§ **Supplied data**:
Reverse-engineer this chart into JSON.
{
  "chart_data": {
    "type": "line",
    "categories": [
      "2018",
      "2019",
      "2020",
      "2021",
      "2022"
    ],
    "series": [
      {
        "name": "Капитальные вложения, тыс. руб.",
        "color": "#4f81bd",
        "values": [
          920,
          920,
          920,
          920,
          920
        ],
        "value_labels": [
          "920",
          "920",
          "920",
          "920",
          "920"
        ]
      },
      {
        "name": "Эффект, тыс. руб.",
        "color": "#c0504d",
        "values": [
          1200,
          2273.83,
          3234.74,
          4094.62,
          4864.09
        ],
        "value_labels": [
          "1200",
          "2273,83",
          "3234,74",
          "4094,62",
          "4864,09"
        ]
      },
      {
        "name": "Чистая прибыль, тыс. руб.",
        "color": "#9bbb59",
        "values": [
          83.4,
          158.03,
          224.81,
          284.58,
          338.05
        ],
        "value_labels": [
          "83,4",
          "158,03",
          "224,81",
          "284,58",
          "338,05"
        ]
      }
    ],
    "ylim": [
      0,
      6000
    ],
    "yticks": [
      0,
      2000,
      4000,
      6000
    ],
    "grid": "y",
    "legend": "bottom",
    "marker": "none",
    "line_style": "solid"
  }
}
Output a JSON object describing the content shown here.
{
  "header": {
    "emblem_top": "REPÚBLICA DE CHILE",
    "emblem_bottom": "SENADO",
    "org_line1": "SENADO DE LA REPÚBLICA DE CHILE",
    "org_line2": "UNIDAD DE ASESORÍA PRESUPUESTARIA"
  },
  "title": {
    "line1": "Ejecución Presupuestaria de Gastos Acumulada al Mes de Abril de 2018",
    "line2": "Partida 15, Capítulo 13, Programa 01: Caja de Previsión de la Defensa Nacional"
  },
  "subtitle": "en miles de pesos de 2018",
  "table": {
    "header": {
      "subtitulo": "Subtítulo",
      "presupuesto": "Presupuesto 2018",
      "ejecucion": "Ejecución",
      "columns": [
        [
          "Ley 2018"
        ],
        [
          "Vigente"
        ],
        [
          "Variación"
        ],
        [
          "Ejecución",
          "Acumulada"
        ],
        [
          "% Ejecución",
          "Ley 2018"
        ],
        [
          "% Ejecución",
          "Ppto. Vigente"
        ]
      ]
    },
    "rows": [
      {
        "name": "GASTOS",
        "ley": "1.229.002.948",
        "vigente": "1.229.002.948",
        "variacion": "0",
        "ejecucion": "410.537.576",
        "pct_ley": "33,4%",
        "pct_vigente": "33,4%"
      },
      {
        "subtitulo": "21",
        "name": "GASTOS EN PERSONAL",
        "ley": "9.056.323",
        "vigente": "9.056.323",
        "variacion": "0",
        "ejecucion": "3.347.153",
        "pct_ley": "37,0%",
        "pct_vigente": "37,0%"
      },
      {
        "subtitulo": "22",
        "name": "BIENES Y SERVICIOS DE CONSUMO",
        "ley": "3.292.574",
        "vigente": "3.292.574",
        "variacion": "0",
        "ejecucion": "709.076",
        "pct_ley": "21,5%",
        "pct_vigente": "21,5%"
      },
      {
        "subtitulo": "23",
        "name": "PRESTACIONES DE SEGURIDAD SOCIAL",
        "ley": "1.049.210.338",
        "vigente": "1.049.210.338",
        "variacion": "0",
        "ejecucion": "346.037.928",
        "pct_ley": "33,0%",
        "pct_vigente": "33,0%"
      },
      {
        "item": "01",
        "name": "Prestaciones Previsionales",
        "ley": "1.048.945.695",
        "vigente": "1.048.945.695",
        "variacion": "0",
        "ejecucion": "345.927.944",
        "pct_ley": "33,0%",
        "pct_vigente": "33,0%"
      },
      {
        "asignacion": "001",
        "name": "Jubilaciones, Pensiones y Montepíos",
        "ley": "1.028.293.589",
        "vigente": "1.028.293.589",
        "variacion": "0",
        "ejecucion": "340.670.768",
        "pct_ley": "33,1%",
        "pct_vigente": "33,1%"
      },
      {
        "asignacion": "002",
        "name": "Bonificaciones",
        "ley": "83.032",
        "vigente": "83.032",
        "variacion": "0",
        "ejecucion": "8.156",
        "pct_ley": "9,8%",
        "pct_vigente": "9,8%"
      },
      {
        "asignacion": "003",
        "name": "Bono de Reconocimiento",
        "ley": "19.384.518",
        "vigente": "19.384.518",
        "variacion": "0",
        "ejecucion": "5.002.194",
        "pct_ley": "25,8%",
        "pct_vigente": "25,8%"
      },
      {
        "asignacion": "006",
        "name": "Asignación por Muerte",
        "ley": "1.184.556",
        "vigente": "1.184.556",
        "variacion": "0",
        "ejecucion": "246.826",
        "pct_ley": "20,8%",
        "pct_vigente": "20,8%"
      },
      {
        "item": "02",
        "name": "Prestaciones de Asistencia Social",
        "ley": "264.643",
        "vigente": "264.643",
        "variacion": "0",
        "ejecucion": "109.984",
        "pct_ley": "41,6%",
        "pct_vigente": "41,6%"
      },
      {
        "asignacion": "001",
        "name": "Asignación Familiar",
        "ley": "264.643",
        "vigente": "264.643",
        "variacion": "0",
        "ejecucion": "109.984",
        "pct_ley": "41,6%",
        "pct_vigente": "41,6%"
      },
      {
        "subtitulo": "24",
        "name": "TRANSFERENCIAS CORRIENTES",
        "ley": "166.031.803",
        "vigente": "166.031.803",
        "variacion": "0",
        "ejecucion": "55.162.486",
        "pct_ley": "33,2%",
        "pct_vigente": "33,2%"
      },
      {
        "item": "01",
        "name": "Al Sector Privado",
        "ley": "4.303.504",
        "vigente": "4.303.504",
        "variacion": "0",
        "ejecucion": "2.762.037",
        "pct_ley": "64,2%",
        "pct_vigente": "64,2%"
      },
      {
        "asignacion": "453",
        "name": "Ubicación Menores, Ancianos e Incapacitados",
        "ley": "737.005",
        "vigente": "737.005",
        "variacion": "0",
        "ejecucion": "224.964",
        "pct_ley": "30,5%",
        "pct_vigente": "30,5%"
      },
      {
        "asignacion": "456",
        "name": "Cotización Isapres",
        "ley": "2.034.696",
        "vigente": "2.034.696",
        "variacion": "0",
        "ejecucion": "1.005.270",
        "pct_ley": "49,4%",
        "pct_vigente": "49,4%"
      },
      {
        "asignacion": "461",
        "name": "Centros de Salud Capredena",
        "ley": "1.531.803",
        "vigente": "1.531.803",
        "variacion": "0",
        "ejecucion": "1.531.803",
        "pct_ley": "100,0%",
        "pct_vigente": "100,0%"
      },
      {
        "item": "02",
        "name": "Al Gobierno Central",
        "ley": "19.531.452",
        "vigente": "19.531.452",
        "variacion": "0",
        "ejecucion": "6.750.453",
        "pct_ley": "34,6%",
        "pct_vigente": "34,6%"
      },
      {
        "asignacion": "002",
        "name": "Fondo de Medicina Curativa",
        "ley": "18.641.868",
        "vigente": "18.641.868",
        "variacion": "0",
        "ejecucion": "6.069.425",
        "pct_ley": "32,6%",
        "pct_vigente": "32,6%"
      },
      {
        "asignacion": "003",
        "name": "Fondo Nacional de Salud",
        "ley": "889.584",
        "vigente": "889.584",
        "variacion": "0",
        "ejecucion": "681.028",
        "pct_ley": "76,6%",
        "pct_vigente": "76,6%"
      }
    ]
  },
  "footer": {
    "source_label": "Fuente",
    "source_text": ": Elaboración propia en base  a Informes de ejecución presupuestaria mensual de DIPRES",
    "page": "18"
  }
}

§ **Task prompt**: Recite the full listing above exactly.

§ **Answer below**:
Reverse-engineer this chart into JSON.
{
  "chart_data": {
    "type": "line",
    "categories": [
      "2018",
      "2019",
      "2020",
      "2021",
      "2022"
    ],
    "series": [
      {
        "name": "Капитальные вложения, тыс. руб.",
        "color": "#4f81bd",
        "values": [
          920,
          920,
          920,
          920,
          920
        ],
        "value_labels": [
          "920",
          "920",
          "920",
          "920",
          "920"
        ]
      },
      {
        "name": "Эффект, тыс. руб.",
        "color": "#c0504d",
        "values": [
          1200,
          2273.83,
          3234.74,
          4094.62,
          4864.09
        ],
        "value_labels": [
          "1200",
          "2273,83",
          "3234,74",
          "4094,62",
          "4864,09"
        ]
      },
      {
        "name": "Чистая прибыль, тыс. руб.",
        "color": "#9bbb59",
        "values": [
          83.4,
          158.03,
          224.81,
          284.58,
          338.05
        ],
        "value_labels": [
          "83,4",
          "158,03",
          "224,81",
          "284,58",
          "338,05"
        ]
      }
    ],
    "ylim": [
      0,
      6000
    ],
    "yticks": [
      0,
      2000,
      4000,
      6000
    ],
    "grid": "y",
    "legend": "bottom",
    "marker": "none",
    "line_style": "solid"
  }
}
Output a JSON object describing the content shown here.
{
  "header": {
    "emblem_top": "REPÚBLICA DE CHILE",
    "emblem_bottom": "SENADO",
    "org_line1": "SENADO DE LA REPÚBLICA DE CHILE",
    "org_line2": "UNIDAD DE ASESORÍA PRESUPUESTARIA"
  },
  "title": {
    "line1": "Ejecución Presupuestaria de Gastos Acumulada al Mes de Abril de 2018",
    "line2": "Partida 15, Capítulo 13, Programa 01: Caja de Previsión de la Defensa Nacional"
  },
  "subtitle": "en miles de pesos de 2018",
  "table": {
    "header": {
      "subtitulo": "Subtítulo",
      "presupuesto": "Presupuesto 2018",
      "ejecucion": "Ejecución",
      "columns": [
        [
          "Ley 2018"
        ],
        [
          "Vigente"
        ],
        [
          "Variación"
        ],
        [
          "Ejecución",
          "Acumulada"
        ],
        [
          "% Ejecución",
          "Ley 2018"
        ],
        [
          "% Ejecución",
          "Ppto. Vigente"
        ]
      ]
    },
    "rows": [
      {
        "name": "GASTOS",
        "ley": "1.229.002.948",
        "vigente": "1.229.002.948",
        "variacion": "0",
        "ejecucion": "410.537.576",
        "pct_ley": "33,4%",
        "pct_vigente": "33,4%"
      },
      {
        "subtitulo": "21",
        "name": "GASTOS EN PERSONAL",
        "ley": "9.056.323",
        "vigente": "9.056.323",
        "variacion": "0",
        "ejecucion": "3.347.153",
        "pct_ley": "37,0%",
        "pct_vigente": "37,0%"
      },
      {
        "subtitulo": "22",
        "name": "BIENES Y SERVICIOS DE CONSUMO",
        "ley": "3.292.574",
        "vigente": "3.292.574",
        "variacion": "0",
        "ejecucion": "709.076",
        "pct_ley": "21,5%",
        "pct_vigente": "21,5%"
      },
      {
        "subtitulo": "23",
        "name": "PRESTACIONES DE SEGURIDAD SOCIAL",
        "ley": "1.049.210.338",
        "vigente": "1.049.210.338",
        "variacion": "0",
        "ejecucion": "346.037.928",
        "pct_ley": "33,0%",
        "pct_vigente": "33,0%"
      },
      {
        "item": "01",
        "name": "Prestaciones Previsionales",
        "ley": "1.048.945.695",
        "vigente": "1.048.945.695",
        "variacion": "0",
        "ejecucion": "345.927.944",
        "pct_ley": "33,0%",
        "pct_vigente": "33,0%"
      },
      {
        "asignacion": "001",
        "name": "Jubilaciones, Pensiones y Montepíos",
        "ley": "1.028.293.589",
        "vigente": "1.028.293.589",
        "variacion": "0",
        "ejecucion": "340.670.768",
        "pct_ley": "33,1%",
        "pct_vigente": "33,1%"
      },
      {
        "asignacion": "002",
        "name": "Bonificaciones",
        "ley": "83.032",
        "vigente": "83.032",
        "variacion": "0",
        "ejecucion": "8.156",
        "pct_ley": "9,8%",
        "pct_vigente": "9,8%"
      },
      {
        "asignacion": "003",
        "name": "Bono de Reconocimiento",
        "ley": "19.384.518",
        "vigente": "19.384.518",
        "variacion": "0",
        "ejecucion": "5.002.194",
        "pct_ley": "25,8%",
        "pct_vigente": "25,8%"
      },
      {
        "asignacion": "006",
        "name": "Asignación por Muerte",
        "ley": "1.184.556",
        "vigente": "1.184.556",
        "variacion": "0",
        "ejecucion": "246.826",
        "pct_ley": "20,8%",
        "pct_vigente": "20,8%"
      },
      {
        "item": "02",
        "name": "Prestaciones de Asistencia Social",
        "ley": "264.643",
        "vigente": "264.643",
        "variacion": "0",
        "ejecucion": "109.984",
        "pct_ley": "41,6%",
        "pct_vigente": "41,6%"
      },
      {
        "asignacion": "001",
        "name": "Asignación Familiar",
        "ley": "264.643",
        "vigente": "264.643",
        "variacion": "0",
        "ejecucion": "109.984",
        "pct_ley": "41,6%",
        "pct_vigente": "41,6%"
      },
      {
        "subtitulo": "24",
        "name": "TRANSFERENCIAS CORRIENTES",
        "ley": "166.031.803",
        "vigente": "166.031.803",
        "variacion": "0",
        "ejecucion": "55.162.486",
        "pct_ley": "33,2%",
        "pct_vigente": "33,2%"
      },
      {
        "item": "01",
        "name": "Al Sector Privado",
        "ley": "4.303.504",
        "vigente": "4.303.504",
        "variacion": "0",
        "ejecucion": "2.762.037",
        "pct_ley": "64,2%",
        "pct_vigente": "64,2%"
      },
      {
        "asignacion": "453",
        "name": "Ubicación Menores, Ancianos e Incapacitados",
        "ley": "737.005",
        "vigente": "737.005",
        "variacion": "0",
        "ejecucion": "224.964",
        "pct_ley": "30,5%",
        "pct_vigente": "30,5%"
      },
      {
        "asignacion": "456",
        "name": "Cotización Isapres",
        "ley": "2.034.696",
        "vigente": "2.034.696",
        "variacion": "0",
        "ejecucion": "1.005.270",
        "pct_ley": "49,4%",
        "pct_vigente": "49,4%"
      },
      {
        "asignacion": "461",
        "name": "Centros de Salud Capredena",
        "ley": "1.531.803",
        "vigente": "1.531.803",
        "variacion": "0",
        "ejecucion": "1.531.803",
        "pct_ley": "100,0%",
        "pct_vigente": "100,0%"
      },
      {
        "item": "02",
        "name": "Al Gobierno Central",
        "ley": "19.531.452",
        "vigente": "19.531.452",
        "variacion": "0",
        "ejecucion": "6.750.453",
        "pct_ley": "34,6%",
        "pct_vigente": "34,6%"
      },
      {
        "asignacion": "002",
        "name": "Fondo de Medicina Curativa",
        "ley": "18.641.868",
        "vigente": "18.641.868",
        "variacion": "0",
        "ejecucion": "6.069.425",
        "pct_ley": "32,6%",
        "pct_vigente": "32,6%"
      },
      {
        "asignacion": "003",
        "name": "Fondo Nacional de Salud",
        "ley": "889.584",
        "vigente": "889.584",
        "variacion": "0",
        "ejecucion": "681.028",
        "pct_ley": "76,6%",
        "pct_vigente": "76,6%"
      }
    ]
  },
  "footer": {
    "source_label": "Fuente",
    "source_text": ": Elaboración propia en base  a Informes de ejecución presupuestaria mensual de DIPRES",
    "page": "18"
  }
}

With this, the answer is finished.